■ Directions for this task ■
Filter the records, keeping every line that has the string "Guinea".

(Beginning of The data)

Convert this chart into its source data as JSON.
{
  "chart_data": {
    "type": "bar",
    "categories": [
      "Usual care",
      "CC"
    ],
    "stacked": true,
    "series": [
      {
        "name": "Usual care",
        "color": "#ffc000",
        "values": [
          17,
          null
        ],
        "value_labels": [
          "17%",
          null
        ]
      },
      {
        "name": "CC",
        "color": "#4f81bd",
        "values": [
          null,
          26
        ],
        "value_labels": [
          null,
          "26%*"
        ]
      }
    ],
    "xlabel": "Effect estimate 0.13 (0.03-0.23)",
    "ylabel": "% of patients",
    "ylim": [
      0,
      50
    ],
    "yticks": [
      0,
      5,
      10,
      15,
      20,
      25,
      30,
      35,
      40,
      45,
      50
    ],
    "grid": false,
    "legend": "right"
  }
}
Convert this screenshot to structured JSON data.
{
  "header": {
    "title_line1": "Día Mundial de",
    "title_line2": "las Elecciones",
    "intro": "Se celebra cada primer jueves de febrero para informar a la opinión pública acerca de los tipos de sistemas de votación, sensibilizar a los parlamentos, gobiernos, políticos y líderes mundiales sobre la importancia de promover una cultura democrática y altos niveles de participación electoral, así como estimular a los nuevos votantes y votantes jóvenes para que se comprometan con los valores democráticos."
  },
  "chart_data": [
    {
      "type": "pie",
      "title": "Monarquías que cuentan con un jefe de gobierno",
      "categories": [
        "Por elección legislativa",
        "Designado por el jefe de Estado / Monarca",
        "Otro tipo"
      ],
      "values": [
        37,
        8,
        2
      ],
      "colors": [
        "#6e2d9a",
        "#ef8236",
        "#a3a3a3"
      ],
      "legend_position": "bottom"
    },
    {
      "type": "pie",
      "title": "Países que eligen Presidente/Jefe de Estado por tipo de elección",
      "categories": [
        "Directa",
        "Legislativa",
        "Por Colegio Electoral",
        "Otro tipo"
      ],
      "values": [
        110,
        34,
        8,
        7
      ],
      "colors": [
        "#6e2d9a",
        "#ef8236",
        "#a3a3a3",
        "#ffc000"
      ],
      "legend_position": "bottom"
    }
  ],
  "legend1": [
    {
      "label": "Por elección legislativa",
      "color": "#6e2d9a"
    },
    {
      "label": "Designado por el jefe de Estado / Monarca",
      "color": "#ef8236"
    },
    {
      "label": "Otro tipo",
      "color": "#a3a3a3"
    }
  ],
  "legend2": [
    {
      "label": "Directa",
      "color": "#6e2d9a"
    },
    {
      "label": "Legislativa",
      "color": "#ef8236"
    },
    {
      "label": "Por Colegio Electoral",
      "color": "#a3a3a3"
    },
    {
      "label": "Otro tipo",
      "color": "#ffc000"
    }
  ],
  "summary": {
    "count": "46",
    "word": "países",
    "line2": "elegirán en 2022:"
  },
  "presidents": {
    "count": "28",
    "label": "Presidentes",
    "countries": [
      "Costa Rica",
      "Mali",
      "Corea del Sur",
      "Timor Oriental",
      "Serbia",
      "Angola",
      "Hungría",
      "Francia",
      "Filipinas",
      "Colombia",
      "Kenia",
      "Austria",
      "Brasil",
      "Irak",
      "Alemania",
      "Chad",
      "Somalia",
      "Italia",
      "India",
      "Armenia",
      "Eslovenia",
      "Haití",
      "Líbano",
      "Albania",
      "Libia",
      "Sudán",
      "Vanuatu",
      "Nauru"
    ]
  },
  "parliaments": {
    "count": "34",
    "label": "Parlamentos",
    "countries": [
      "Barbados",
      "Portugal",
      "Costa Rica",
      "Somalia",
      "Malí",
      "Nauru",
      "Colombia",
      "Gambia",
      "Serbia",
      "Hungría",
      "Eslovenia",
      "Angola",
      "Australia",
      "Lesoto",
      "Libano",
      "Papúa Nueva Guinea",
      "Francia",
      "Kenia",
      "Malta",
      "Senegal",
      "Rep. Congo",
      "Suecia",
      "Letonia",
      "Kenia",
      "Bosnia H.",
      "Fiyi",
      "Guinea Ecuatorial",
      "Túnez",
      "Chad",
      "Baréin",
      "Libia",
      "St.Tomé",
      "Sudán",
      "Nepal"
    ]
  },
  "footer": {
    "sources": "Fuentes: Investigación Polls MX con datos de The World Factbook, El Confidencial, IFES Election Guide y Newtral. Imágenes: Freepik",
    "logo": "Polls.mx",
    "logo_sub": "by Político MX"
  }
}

(End of The data)

■ Task solution ■
      "Papúa Nueva Guinea",
      "Guinea Ecuatorial",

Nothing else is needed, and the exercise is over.